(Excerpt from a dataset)

━━━━━━━━━━━━━━━━

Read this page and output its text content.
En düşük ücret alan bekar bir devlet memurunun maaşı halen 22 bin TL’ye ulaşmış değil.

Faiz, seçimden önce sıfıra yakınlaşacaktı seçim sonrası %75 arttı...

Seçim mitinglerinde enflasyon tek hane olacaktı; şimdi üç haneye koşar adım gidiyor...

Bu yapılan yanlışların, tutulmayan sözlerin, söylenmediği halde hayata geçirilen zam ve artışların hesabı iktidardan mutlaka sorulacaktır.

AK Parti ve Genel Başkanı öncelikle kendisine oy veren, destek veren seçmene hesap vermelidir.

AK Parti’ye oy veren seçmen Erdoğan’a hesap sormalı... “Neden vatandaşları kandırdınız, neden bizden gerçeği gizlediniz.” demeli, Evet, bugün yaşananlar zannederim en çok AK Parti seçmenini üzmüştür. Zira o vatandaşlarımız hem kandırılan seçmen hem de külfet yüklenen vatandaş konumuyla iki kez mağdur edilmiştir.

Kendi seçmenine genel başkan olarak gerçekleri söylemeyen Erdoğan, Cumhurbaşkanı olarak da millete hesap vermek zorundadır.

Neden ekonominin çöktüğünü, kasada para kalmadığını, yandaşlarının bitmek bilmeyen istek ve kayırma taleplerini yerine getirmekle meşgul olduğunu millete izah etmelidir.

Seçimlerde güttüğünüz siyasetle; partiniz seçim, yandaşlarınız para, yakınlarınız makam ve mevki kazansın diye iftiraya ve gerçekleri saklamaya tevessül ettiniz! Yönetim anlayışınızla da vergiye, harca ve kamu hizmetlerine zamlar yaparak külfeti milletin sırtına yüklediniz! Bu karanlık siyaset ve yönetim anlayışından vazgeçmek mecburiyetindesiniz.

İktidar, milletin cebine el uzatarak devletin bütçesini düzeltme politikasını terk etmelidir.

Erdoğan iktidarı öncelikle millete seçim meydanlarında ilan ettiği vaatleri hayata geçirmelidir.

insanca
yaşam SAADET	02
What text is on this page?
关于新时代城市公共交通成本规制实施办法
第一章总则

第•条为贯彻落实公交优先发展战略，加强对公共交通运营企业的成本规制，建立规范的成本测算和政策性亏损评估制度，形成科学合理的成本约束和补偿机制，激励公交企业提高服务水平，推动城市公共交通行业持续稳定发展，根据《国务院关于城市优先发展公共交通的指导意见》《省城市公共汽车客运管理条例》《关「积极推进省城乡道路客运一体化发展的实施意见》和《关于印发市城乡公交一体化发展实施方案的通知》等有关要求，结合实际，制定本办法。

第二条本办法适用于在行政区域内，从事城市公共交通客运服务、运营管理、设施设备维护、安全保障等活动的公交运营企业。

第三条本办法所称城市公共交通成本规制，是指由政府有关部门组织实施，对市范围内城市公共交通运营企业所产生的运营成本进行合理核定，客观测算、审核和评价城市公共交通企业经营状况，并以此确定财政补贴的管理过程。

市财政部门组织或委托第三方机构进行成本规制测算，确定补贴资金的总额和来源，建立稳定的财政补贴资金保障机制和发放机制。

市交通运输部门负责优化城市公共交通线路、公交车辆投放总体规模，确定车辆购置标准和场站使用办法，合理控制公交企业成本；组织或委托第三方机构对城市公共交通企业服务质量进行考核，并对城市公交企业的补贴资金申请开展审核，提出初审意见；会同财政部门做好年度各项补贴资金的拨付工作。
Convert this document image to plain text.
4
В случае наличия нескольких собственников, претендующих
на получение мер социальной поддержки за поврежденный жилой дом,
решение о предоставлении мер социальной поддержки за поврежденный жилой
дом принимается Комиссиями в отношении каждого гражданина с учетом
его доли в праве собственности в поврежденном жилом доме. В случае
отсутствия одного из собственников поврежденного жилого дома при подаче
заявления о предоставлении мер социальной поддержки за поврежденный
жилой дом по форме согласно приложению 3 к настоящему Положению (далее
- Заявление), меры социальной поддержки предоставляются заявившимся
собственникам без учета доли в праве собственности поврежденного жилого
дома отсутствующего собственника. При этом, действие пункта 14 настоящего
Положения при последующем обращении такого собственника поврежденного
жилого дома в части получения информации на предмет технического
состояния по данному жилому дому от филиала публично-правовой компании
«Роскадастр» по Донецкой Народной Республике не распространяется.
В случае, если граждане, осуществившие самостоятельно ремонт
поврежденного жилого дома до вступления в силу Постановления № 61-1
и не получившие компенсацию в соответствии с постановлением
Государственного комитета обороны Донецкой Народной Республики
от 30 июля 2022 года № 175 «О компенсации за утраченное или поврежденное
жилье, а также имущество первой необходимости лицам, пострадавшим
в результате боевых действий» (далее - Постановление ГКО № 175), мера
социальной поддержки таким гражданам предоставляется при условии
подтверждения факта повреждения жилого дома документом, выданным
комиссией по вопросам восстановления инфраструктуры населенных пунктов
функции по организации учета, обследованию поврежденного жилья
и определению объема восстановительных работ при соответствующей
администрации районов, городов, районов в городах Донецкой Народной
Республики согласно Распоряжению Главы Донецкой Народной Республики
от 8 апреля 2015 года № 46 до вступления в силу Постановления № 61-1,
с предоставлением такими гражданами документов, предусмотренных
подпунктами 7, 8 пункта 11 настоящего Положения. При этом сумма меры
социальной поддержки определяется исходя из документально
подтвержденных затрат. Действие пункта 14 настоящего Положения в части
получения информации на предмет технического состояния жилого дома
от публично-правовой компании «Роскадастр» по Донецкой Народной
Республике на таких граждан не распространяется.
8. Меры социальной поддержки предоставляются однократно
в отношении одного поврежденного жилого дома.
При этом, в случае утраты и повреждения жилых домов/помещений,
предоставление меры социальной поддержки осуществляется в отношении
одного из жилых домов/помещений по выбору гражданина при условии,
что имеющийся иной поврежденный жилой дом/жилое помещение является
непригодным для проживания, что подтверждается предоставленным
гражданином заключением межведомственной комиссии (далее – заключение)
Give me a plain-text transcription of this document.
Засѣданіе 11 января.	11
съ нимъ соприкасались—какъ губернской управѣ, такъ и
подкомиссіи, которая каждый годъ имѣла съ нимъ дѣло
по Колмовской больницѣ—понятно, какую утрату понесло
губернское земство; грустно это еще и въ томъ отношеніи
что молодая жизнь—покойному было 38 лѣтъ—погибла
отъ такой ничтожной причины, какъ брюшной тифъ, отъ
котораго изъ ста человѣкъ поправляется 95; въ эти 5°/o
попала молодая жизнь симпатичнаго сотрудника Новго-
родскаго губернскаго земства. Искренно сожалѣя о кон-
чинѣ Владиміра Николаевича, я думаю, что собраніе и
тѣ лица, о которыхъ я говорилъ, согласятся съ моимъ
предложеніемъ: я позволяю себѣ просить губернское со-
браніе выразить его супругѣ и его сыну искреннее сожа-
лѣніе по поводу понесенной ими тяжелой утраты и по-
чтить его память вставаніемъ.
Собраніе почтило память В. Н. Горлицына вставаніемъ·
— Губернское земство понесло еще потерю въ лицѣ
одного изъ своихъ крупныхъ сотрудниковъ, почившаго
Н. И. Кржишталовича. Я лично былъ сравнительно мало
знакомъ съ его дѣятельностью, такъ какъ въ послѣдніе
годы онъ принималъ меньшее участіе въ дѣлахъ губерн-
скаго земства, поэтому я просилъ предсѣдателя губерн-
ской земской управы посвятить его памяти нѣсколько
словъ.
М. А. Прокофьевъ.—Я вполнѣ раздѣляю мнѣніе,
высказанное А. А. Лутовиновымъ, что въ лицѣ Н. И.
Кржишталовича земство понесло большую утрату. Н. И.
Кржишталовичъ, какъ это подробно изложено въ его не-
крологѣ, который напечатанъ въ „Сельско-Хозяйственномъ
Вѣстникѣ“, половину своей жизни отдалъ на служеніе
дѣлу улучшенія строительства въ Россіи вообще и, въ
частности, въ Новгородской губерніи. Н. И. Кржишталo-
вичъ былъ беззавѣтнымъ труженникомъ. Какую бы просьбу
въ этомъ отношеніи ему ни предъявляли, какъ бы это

━━━━━━━━━━━━━━━━

• Job: Gather up, from the records above, each line where the word "доли" appears.

• Solution for this problem:
его доли в праве собственности в поврежденном жилом доме. В случае
собственникам без учета доли в праве собственности поврежденного жилого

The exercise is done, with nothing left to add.